Fragmento del documento
****************************************
Y después están los otros personajes. Me parece que creo en Sansón Carrasco, creo en el cura, en el barbero, tal vez en el duque, pero después de todo no tengo que pensar mucho en ellos, y cuando leo Don Quijote tengo una sensación extraña. Me pregunto si compartirán esta sensación conmigo. Cuando leo Don Quijote, siento que esas aventuras no están allí por sí mismas. Coleridge comentó que cuando leemos Don Quijote nunca nos preguntamos “¿y ahora qué sigue?”, sino que nos preguntamos qué ocurrió antes, y que estamos más dispuestos a releer un capítulo que a continuar con uno nuevo.
¿Cuál es la causa? La causa, supongo, es que sentimos, al menos yo siento, que las aventuras de Don Quijote son meros adjetivos de Don Quijote. Es una argucia del autor para que conozcamos profundamente al personaje. Es por eso que los libros como La ruta de Don Quijote, de Azorín, o la Vida de Don Quijote y Sancho, de Unamuno, nos parecen de algún modo innecesarios. Porque toman las aventuras o la geografía de las historias demasiado en serio. Mientras que nosotros realmente creemos en Don Quijote y sabemos que el autor inventó las aventuras para que nosotros pudiéramos conocerlo mejor.
Y no sé si esto es cierto con respecto a toda la literatura. No sé si podemos encontrar un solo libro, un buen libro, del que aceptemos el argumento aunque no aceptemos los personajes. Creo que eso no ocurre nunca, creo que para aceptar un libro tenemos que aceptar a su personaje central. Y podemos pensar que estamos interesados en las aventuras, pero en realidad estamos más interesados en el héroe. Por ejemplo, aun en el caso de otro gran amigo nuestro —y le pido disculpas a él y ustedes por no haberlo mencionado—, Sherlock Holmes, no sé si creemos verdaderamente en El sabueso de los Baskerville. No lo creo, al menos yo no creo en esas historias. Pero creo en Sherlock Holmes, creo en el doctor Watson, creo en esa amistad.
****************************************
Registros
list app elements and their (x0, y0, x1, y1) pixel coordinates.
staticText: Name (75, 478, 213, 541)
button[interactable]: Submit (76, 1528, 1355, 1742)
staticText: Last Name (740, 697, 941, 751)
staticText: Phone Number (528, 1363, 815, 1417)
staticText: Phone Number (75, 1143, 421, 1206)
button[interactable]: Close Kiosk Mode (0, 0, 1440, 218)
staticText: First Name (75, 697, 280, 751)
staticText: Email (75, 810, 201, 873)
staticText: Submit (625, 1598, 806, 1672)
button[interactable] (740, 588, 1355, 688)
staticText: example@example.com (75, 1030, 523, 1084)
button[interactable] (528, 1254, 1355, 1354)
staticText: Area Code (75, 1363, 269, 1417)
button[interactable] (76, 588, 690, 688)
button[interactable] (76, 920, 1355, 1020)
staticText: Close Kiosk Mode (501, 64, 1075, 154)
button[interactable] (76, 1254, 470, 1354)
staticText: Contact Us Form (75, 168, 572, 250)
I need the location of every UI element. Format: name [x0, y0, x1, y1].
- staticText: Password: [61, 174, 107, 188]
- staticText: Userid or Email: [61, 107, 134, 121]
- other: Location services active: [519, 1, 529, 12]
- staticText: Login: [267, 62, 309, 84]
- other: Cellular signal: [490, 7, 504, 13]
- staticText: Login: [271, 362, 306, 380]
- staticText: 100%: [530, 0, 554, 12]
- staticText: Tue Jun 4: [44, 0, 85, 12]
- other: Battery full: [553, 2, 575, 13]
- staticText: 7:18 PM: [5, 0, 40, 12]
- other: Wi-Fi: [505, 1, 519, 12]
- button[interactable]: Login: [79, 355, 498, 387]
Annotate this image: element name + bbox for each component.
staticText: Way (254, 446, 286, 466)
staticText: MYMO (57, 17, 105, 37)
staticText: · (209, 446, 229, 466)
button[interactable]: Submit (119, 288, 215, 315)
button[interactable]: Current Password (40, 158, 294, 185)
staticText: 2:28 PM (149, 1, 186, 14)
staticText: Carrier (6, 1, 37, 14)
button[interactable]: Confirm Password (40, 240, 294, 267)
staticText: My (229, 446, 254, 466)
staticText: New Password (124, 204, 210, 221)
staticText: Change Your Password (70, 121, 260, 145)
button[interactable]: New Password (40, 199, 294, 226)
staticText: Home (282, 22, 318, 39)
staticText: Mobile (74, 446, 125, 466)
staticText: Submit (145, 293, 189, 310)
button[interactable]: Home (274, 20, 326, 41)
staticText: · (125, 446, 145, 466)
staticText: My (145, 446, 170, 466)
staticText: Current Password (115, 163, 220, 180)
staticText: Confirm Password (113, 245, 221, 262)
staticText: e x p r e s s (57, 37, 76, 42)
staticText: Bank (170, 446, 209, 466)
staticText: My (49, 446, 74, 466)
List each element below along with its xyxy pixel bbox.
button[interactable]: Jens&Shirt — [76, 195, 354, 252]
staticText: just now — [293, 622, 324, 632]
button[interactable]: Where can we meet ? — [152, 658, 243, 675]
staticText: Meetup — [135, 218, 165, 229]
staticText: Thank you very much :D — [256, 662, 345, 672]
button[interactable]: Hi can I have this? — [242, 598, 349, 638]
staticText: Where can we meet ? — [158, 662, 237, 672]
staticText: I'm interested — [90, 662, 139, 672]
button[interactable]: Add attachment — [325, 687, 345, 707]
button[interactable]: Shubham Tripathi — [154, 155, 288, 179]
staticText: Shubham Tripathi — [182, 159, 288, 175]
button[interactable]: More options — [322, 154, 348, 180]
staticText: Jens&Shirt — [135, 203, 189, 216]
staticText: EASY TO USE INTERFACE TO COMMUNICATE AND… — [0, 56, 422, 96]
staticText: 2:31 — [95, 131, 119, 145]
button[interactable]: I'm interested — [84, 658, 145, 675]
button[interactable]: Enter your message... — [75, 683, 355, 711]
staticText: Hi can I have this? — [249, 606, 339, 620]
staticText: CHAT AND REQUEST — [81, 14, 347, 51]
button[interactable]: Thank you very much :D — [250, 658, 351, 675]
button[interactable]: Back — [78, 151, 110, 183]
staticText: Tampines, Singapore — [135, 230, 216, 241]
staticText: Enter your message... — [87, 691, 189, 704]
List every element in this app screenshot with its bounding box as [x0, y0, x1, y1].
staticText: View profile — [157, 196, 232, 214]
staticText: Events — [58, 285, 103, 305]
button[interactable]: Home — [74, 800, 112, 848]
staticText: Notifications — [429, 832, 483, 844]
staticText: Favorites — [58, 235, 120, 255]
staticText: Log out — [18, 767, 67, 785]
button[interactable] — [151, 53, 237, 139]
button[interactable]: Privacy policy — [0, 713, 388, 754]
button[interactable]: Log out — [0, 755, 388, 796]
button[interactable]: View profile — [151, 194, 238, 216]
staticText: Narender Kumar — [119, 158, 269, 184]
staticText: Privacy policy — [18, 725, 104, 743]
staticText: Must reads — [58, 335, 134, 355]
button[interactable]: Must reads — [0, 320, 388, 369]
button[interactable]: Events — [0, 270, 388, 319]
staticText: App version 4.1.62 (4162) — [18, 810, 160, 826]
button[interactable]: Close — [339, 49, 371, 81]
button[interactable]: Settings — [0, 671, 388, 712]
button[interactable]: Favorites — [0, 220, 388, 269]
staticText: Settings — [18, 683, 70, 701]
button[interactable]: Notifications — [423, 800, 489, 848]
****************************************
Requisito 1
Imprime la parte del fragmento sobre Don Quijote que empieza en las palabras "Y después están" y termina después de "con uno nuevo.".
Requisito 2
Según el fragmento sobre Don Quijote, indica si cada afirmación es correcta con un sí o un no y cita las palabras exactas que lo deciden: (a) Coleridge afirmó que, al leer Don Quijote, nos preguntamos qué viene a continuación. (b) Quien habla dice creer en el doctor Watson. (c) Los libros de Azorín y Unamuno sobre Don Quijote le parecen necesarios a quien habla.

Resultado 1
Y después están los otros personajes. Me parece que creo en Sansón Carrasco, creo en el cura, en el barbero, tal vez en el duque, pero después de todo no tengo que pensar mucho en ellos, y cuando leo Don Quijote tengo una sensación extraña. Me pregunto si compartirán esta sensación conmigo. Cuando leo Don Quijote, siento que esas aventuras no están allí por sí mismas. Coleridge comentó que cuando leemos Don Quijote nunca nos preguntamos “¿y ahora qué sigue?”, sino que nos preguntamos qué ocurrió antes, y que estamos más dispuestos a releer un capítulo que a continuar con uno nuevo.

Resultado 2
(a) No: "nunca nos preguntamos “¿y ahora qué sigue?”"
(b) Sí: "creo en el doctor Watson"
(c) No: "nos parecen de algún modo innecesarios"